DATA PROVIDED |
══════════════════════════════
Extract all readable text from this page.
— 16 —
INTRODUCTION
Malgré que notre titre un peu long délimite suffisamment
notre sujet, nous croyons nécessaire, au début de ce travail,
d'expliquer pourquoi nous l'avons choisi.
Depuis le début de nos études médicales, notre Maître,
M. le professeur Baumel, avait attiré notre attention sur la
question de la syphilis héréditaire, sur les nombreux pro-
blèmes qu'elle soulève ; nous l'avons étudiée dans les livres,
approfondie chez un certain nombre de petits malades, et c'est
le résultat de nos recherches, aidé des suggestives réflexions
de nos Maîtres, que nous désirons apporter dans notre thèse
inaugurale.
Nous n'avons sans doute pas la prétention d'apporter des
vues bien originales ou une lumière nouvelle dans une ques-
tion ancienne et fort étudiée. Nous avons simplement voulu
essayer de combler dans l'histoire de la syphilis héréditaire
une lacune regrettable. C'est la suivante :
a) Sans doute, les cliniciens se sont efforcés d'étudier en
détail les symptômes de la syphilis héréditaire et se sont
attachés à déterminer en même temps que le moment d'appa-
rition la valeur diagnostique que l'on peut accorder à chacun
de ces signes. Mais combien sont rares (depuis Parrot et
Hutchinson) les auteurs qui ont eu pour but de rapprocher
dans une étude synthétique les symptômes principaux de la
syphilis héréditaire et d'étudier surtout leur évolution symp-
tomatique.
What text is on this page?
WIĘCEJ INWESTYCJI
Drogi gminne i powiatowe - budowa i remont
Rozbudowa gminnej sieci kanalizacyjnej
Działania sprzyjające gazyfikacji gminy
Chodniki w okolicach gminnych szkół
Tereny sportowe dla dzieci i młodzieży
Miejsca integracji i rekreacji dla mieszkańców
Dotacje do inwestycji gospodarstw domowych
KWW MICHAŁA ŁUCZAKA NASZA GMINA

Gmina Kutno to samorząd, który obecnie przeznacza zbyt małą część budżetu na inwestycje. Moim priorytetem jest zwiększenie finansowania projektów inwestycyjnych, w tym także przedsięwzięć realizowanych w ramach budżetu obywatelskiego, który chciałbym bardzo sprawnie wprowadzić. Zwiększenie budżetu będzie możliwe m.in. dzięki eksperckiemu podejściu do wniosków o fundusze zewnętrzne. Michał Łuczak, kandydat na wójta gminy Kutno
══════════════════════════════
Go through the records and print each one exactly.

Extract all readable text from this page.
— 16 —
INTRODUCTION
Malgré que notre titre un peu long délimite suffisamment
notre sujet, nous croyons nécessaire, au début de ce travail,
d'expliquer pourquoi nous l'avons choisi.
Depuis le début de nos études médicales, notre Maître,
M. le professeur Baumel, avait attiré notre attention sur la
question de la syphilis héréditaire, sur les nombreux pro-
blèmes qu'elle soulève ; nous l'avons étudiée dans les livres,
approfondie chez un certain nombre de petits malades, et c'est
le résultat de nos recherches, aidé des suggestives réflexions
de nos Maîtres, que nous désirons apporter dans notre thèse
inaugurale.
Nous n'avons sans doute pas la prétention d'apporter des
vues bien originales ou une lumière nouvelle dans une ques-
tion ancienne et fort étudiée. Nous avons simplement voulu
essayer de combler dans l'histoire de la syphilis héréditaire
une lacune regrettable. C'est la suivante :
a) Sans doute, les cliniciens se sont efforcés d'étudier en
détail les symptômes de la syphilis héréditaire et se sont
attachés à déterminer en même temps que le moment d'appa-
rition la valeur diagnostique que l'on peut accorder à chacun
de ces signes. Mais combien sont rares (depuis Parrot et
Hutchinson) les auteurs qui ont eu pour but de rapprocher
dans une étude synthétique les symptômes principaux de la
syphilis héréditaire et d'étudier surtout leur évolution symp-
tomatique.
What text is on this page?
WIĘCEJ INWESTYCJI
Drogi gminne i powiatowe - budowa i remont
Rozbudowa gminnej sieci kanalizacyjnej
Działania sprzyjające gazyfikacji gminy
Chodniki w okolicach gminnych szkół
Tereny sportowe dla dzieci i młodzieży
Miejsca integracji i rekreacji dla mieszkańców
Dotacje do inwestycji gospodarstw domowych
KWW MICHAŁA ŁUCZAKA NASZA GMINA

Gmina Kutno to samorząd, który obecnie przeznacza zbyt małą część budżetu na inwestycje. Moim priorytetem jest zwiększenie finansowania projektów inwestycyjnych, w tym także przedsięwzięć realizowanych w ramach budżetu obywatelskiego, który chciałbym bardzo sprawnie wprowadzić. Zwiększenie budżetu będzie możliwe m.in. dzięki eksperckiemu podejściu do wniosków o fundusze zewnętrzne. Michał Łuczak, kandydat na wójta gminy Kutno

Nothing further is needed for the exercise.